--- begin Dataset content ---

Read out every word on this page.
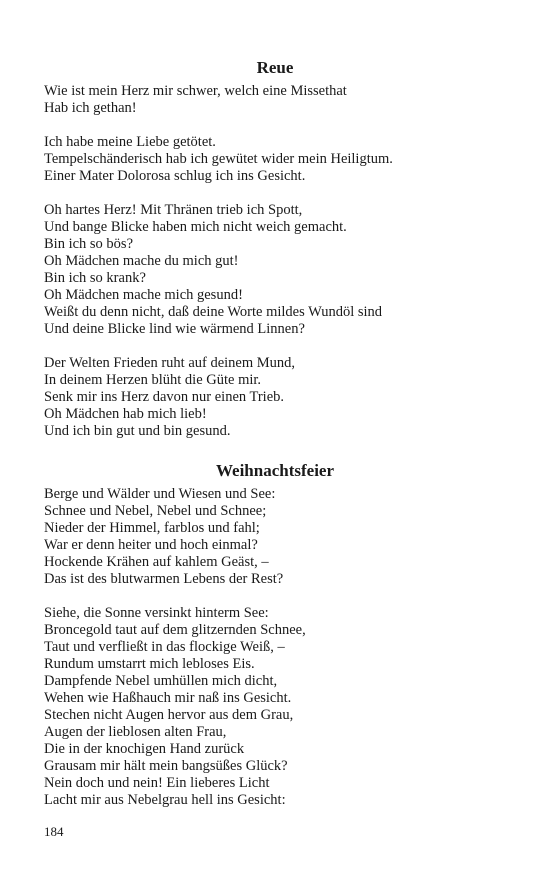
Reue
Wie ist mein Herz mir schwer, welch eine Missethat
Hab ich gethan!
Ich habe meine Liebe getötet.
Tempelschänderisch hab ich gewütet wider mein Heiligtum.
Einer Mater Dolorosa schlug ich ins Gesicht.
Oh hartes Herz! Mit Thränen trieb ich Spott,
Und bange Blicke haben mich nicht weich gemacht.
Bin ich so bös?
Oh Mädchen mache du mich gut!
Bin ich so krank?
Oh Mädchen mache mich gesund!
Weißt du denn nicht, daß deine Worte mildes Wundöl sind
Und deine Blicke lind wie wärmend Linnen?
Der Welten Frieden ruht auf deinem Mund,
In deinem Herzen blüht die Güte mir.
Senk mir ins Herz davon nur einen Trieb.
Oh Mädchen hab mich lieb!
Und ich bin gut und bin gesund.
Weihnachtsfeier
Berge und Wälder und Wiesen und See:
Schnee und Nebel, Nebel und Schnee;
Nieder der Himmel, farblos und fahl;
War er denn heiter und hoch einmal?
Hockende Krähen auf kahlem Geäst, –
Das ist des blutwarmen Lebens der Rest?
Siehe, die Sonne versinkt hinterm See:
Broncegold taut auf dem glitzernden Schnee,
Taut und verfließt in das flockige Weiß, –
Rundum umstarrt mich lebloses Eis.
Dampfende Nebel umhüllen mich dicht,
Wehen wie Haßhauch mir naß ins Gesicht.
Stechen nicht Augen hervor aus dem Grau,
Augen der lieblosen alten Frau,
Die in der knochigen Hand zurück
Grausam mir hält mein bangsüßes Glück?
Nein doch und nein! Ein lieberes Licht
Lacht mir aus Nebelgrau hell ins Gesicht:
184
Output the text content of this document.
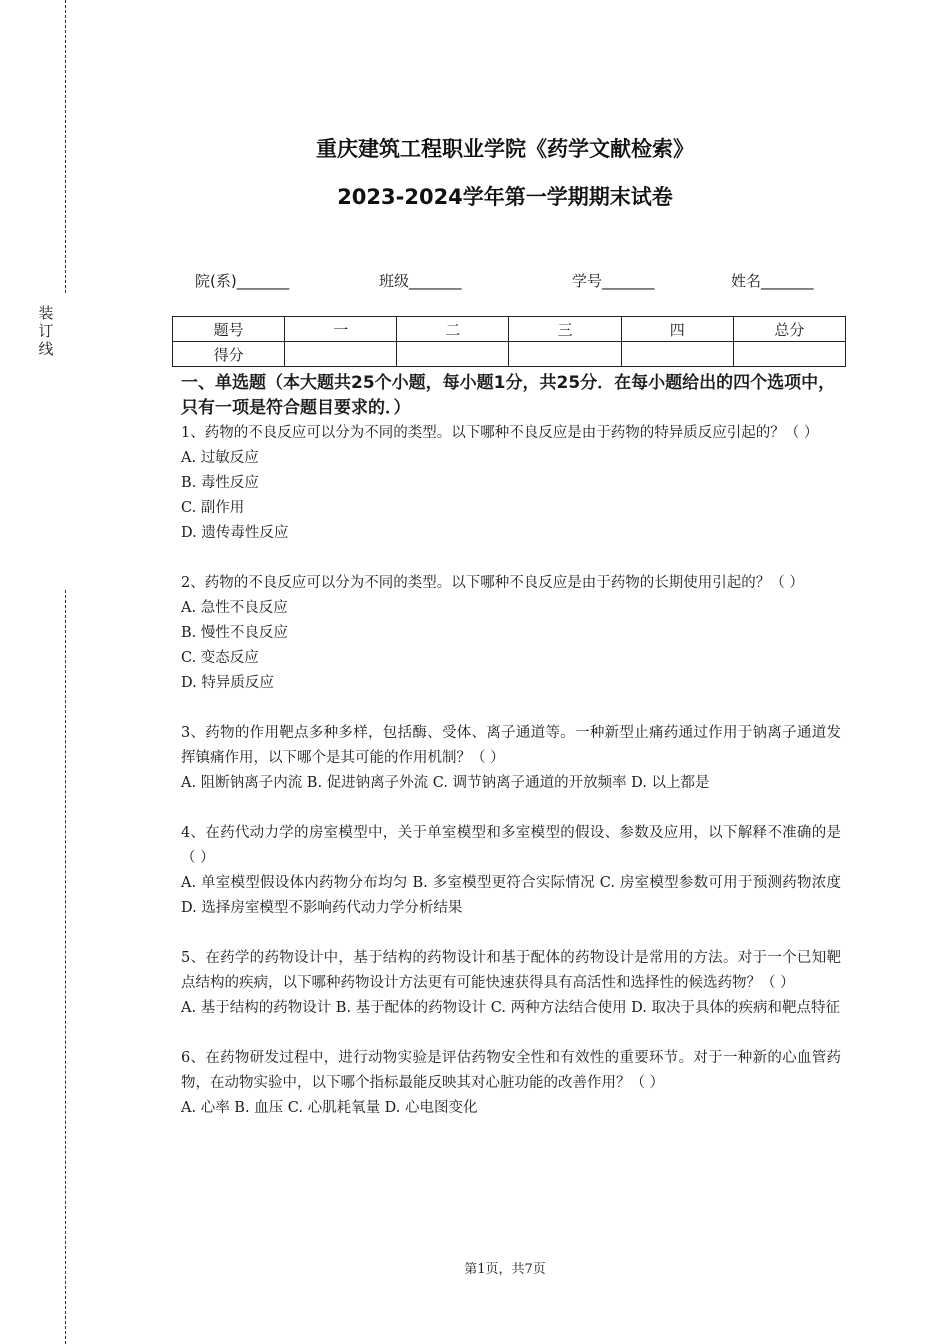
装
订
线
重庆建筑工程职业学院《药学文献检索》
2023-2024学年第一学期期末试卷
院(系)_______	班级_______	学号_______	姓名_______
题号	一	二	三	四	总分
得分					

一、单选题（本大题共25个小题，每小题1分，共25分．在每小题给出的四个选项中，只有一项是符合题目要求的．）

1、药物的不良反应可以分为不同的类型。以下哪种不良反应是由于药物的特异质反应引起的？（ ）

A. 过敏反应

B. 毒性反应

C. 副作用

D. 遗传毒性反应

2、药物的不良反应可以分为不同的类型。以下哪种不良反应是由于药物的长期使用引起的？（ ）

A. 急性不良反应

B. 慢性不良反应

C. 变态反应

D. 特异质反应

3、药物的作用靶点多种多样，包括酶、受体、离子通道等。一种新型止痛药通过作用于钠离子通道发挥镇痛作用，以下哪个是其可能的作用机制？（ ）

A. 阻断钠离子内流 B. 促进钠离子外流 C. 调节钠离子通道的开放频率 D. 以上都是

4、在药代动力学的房室模型中，关于单室模型和多室模型的假设、参数及应用，以下解释不准确的是（ ）

A. 单室模型假设体内药物分布均匀 B. 多室模型更符合实际情况 C. 房室模型参数可用于预测药物浓度 D. 选择房室模型不影响药代动力学分析结果

5、在药学的药物设计中，基于结构的药物设计和基于配体的药物设计是常用的方法。对于一个已知靶点结构的疾病，以下哪种药物设计方法更有可能快速获得具有高活性和选择性的候选药物？（ ）

A. 基于结构的药物设计 B. 基于配体的药物设计 C. 两种方法结合使用 D. 取决于具体的疾病和靶点特征

6、在药物研发过程中，进行动物实验是评估药物安全性和有效性的重要环节。对于一种新的心血管药物，在动物实验中，以下哪个指标最能反映其对心脏功能的改善作用？（ ）

A. 心率 B. 血压 C. 心肌耗氧量 D. 心电图变化

第1页，共7页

--- end Dataset content ---

__What is asked__
Return each line exactly as written. Any picture gets left out.

__Expected answer__
Read out every word on this page.
Reue
Wie ist mein Herz mir schwer, welch eine Missethat
Hab ich gethan!
Ich habe meine Liebe getötet.
Tempelschänderisch hab ich gewütet wider mein Heiligtum.
Einer Mater Dolorosa schlug ich ins Gesicht.
Oh hartes Herz! Mit Thränen trieb ich Spott,
Und bange Blicke haben mich nicht weich gemacht.
Bin ich so bös?
Oh Mädchen mache du mich gut!
Bin ich so krank?
Oh Mädchen mache mich gesund!
Weißt du denn nicht, daß deine Worte mildes Wundöl sind
Und deine Blicke lind wie wärmend Linnen?
Der Welten Frieden ruht auf deinem Mund,
In deinem Herzen blüht die Güte mir.
Senk mir ins Herz davon nur einen Trieb.
Oh Mädchen hab mich lieb!
Und ich bin gut und bin gesund.
Weihnachtsfeier
Berge und Wälder und Wiesen und See:
Schnee und Nebel, Nebel und Schnee;
Nieder der Himmel, farblos und fahl;
War er denn heiter und hoch einmal?
Hockende Krähen auf kahlem Geäst, –
Das ist des blutwarmen Lebens der Rest?
Siehe, die Sonne versinkt hinterm See:
Broncegold taut auf dem glitzernden Schnee,
Taut und verfließt in das flockige Weiß, –
Rundum umstarrt mich lebloses Eis.
Dampfende Nebel umhüllen mich dicht,
Wehen wie Haßhauch mir naß ins Gesicht.
Stechen nicht Augen hervor aus dem Grau,
Augen der lieblosen alten Frau,
Die in der knochigen Hand zurück
Grausam mir hält mein bangsüßes Glück?
Nein doch und nein! Ein lieberes Licht
Lacht mir aus Nebelgrau hell ins Gesicht:
184
Output the text content of this document.
装
订
线
重庆建筑工程职业学院《药学文献检索》
2023-2024学年第一学期期末试卷
院(系)_______	班级_______	学号_______	姓名_______
题号	一	二	三	四	总分
得分					

一、单选题（本大题共25个小题，每小题1分，共25分．在每小题给出的四个选项中，只有一项是符合题目要求的．）

1、药物的不良反应可以分为不同的类型。以下哪种不良反应是由于药物的特异质反应引起的？（ ）

A. 过敏反应

B. 毒性反应

C. 副作用

D. 遗传毒性反应

2、药物的不良反应可以分为不同的类型。以下哪种不良反应是由于药物的长期使用引起的？（ ）

A. 急性不良反应

B. 慢性不良反应

C. 变态反应

D. 特异质反应

3、药物的作用靶点多种多样，包括酶、受体、离子通道等。一种新型止痛药通过作用于钠离子通道发挥镇痛作用，以下哪个是其可能的作用机制？（ ）

A. 阻断钠离子内流 B. 促进钠离子外流 C. 调节钠离子通道的开放频率 D. 以上都是

4、在药代动力学的房室模型中，关于单室模型和多室模型的假设、参数及应用，以下解释不准确的是（ ）

A. 单室模型假设体内药物分布均匀 B. 多室模型更符合实际情况 C. 房室模型参数可用于预测药物浓度 D. 选择房室模型不影响药代动力学分析结果

5、在药学的药物设计中，基于结构的药物设计和基于配体的药物设计是常用的方法。对于一个已知靶点结构的疾病，以下哪种药物设计方法更有可能快速获得具有高活性和选择性的候选药物？（ ）

A. 基于结构的药物设计 B. 基于配体的药物设计 C. 两种方法结合使用 D. 取决于具体的疾病和靶点特征

6、在药物研发过程中，进行动物实验是评估药物安全性和有效性的重要环节。对于一种新的心血管药物，在动物实验中，以下哪个指标最能反映其对心脏功能的改善作用？（ ）

A. 心率 B. 血压 C. 心肌耗氧量 D. 心电图变化

第1页，共7页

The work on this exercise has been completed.